PROBLEM TO WORK ON> Repeat the material in full. Keep every line exactly as it is.

### MATERIAL FOR THIS EXERCISE

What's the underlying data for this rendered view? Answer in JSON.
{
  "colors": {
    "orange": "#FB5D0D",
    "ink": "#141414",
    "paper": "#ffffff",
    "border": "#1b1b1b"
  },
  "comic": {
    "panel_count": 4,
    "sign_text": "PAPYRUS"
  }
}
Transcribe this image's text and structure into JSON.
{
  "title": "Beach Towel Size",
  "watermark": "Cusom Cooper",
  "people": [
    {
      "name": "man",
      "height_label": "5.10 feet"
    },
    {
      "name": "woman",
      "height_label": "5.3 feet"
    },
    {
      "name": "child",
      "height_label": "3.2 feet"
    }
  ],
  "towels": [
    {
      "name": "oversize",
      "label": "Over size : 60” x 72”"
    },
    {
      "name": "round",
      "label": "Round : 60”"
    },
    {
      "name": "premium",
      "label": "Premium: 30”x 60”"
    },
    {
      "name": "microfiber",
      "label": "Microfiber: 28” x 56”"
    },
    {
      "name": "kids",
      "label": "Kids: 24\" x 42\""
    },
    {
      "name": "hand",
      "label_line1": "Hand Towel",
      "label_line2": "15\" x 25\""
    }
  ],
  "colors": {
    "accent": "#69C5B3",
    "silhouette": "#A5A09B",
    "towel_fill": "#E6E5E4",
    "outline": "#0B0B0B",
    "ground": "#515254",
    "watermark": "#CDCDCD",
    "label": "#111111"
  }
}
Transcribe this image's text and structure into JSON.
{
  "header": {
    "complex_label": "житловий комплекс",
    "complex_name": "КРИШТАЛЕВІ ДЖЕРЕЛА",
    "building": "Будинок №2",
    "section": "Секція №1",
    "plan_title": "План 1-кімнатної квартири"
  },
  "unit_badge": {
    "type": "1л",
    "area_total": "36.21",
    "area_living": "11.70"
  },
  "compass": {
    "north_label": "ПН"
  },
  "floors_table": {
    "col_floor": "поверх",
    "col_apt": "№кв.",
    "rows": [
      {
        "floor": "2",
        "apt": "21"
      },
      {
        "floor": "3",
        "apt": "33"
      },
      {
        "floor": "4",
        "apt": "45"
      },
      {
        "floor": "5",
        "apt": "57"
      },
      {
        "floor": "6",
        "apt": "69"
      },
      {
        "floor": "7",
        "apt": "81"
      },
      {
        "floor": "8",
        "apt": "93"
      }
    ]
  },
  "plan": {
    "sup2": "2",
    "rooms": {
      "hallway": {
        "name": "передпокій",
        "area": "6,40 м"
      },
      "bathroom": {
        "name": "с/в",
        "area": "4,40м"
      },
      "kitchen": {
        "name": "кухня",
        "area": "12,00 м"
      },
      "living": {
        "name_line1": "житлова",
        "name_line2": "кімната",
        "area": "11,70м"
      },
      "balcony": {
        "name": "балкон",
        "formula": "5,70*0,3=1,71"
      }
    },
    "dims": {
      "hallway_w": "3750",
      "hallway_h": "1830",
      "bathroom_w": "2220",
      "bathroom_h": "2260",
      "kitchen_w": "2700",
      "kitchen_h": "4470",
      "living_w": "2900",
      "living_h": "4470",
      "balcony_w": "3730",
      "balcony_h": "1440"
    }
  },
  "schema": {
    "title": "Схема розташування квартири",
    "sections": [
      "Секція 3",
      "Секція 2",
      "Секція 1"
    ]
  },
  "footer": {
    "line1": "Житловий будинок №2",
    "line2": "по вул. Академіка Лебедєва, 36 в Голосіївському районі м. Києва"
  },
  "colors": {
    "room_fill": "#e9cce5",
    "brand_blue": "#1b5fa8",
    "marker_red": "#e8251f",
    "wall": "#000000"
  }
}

######

EXERCISE RESPONSE>
What's the underlying data for this rendered view? Answer in JSON.
{
  "colors": {
    "orange": "#FB5D0D",
    "ink": "#141414",
    "paper": "#ffffff",
    "border": "#1b1b1b"
  },
  "comic": {
    "panel_count": 4,
    "sign_text": "PAPYRUS"
  }
}
Transcribe this image's text and structure into JSON.
{
  "title": "Beach Towel Size",
  "watermark": "Cusom Cooper",
  "people": [
    {
      "name": "man",
      "height_label": "5.10 feet"
    },
    {
      "name": "woman",
      "height_label": "5.3 feet"
    },
    {
      "name": "child",
      "height_label": "3.2 feet"
    }
  ],
  "towels": [
    {
      "name": "oversize",
      "label": "Over size : 60” x 72”"
    },
    {
      "name": "round",
      "label": "Round : 60”"
    },
    {
      "name": "premium",
      "label": "Premium: 30”x 60”"
    },
    {
      "name": "microfiber",
      "label": "Microfiber: 28” x 56”"
    },
    {
      "name": "kids",
      "label": "Kids: 24\" x 42\""
    },
    {
      "name": "hand",
      "label_line1": "Hand Towel",
      "label_line2": "15\" x 25\""
    }
  ],
  "colors": {
    "accent": "#69C5B3",
    "silhouette": "#A5A09B",
    "towel_fill": "#E6E5E4",
    "outline": "#0B0B0B",
    "ground": "#515254",
    "watermark": "#CDCDCD",
    "label": "#111111"
  }
}
Transcribe this image's text and structure into JSON.
{
  "header": {
    "complex_label": "житловий комплекс",
    "complex_name": "КРИШТАЛЕВІ ДЖЕРЕЛА",
    "building": "Будинок №2",
    "section": "Секція №1",
    "plan_title": "План 1-кімнатної квартири"
  },
  "unit_badge": {
    "type": "1л",
    "area_total": "36.21",
    "area_living": "11.70"
  },
  "compass": {
    "north_label": "ПН"
  },
  "floors_table": {
    "col_floor": "поверх",
    "col_apt": "№кв.",
    "rows": [
      {
        "floor": "2",
        "apt": "21"
      },
      {
        "floor": "3",
        "apt": "33"
      },
      {
        "floor": "4",
        "apt": "45"
      },
      {
        "floor": "5",
        "apt": "57"
      },
      {
        "floor": "6",
        "apt": "69"
      },
      {
        "floor": "7",
        "apt": "81"
      },
      {
        "floor": "8",
        "apt": "93"
      }
    ]
  },
  "plan": {
    "sup2": "2",
    "rooms": {
      "hallway": {
        "name": "передпокій",
        "area": "6,40 м"
      },
      "bathroom": {
        "name": "с/в",
        "area": "4,40м"
      },
      "kitchen": {
        "name": "кухня",
        "area": "12,00 м"
      },
      "living": {
        "name_line1": "житлова",
        "name_line2": "кімната",
        "area": "11,70м"
      },
      "balcony": {
        "name": "балкон",
        "formula": "5,70*0,3=1,71"
      }
    },
    "dims": {
      "hallway_w": "3750",
      "hallway_h": "1830",
      "bathroom_w": "2220",
      "bathroom_h": "2260",
      "kitchen_w": "2700",
      "kitchen_h": "4470",
      "living_w": "2900",
      "living_h": "4470",
      "balcony_w": "3730",
      "balcony_h": "1440"
    }
  },
  "schema": {
    "title": "Схема розташування квартири",
    "sections": [
      "Секція 3",
      "Секція 2",
      "Секція 1"
    ]
  },
  "footer": {
    "line1": "Житловий будинок №2",
    "line2": "по вул. Академіка Лебедєва, 36 в Голосіївському районі м. Києва"
  },
  "colors": {
    "room_fill": "#e9cce5",
    "brand_blue": "#1b5fa8",
    "marker_red": "#e8251f",
    "wall": "#000000"
  }
}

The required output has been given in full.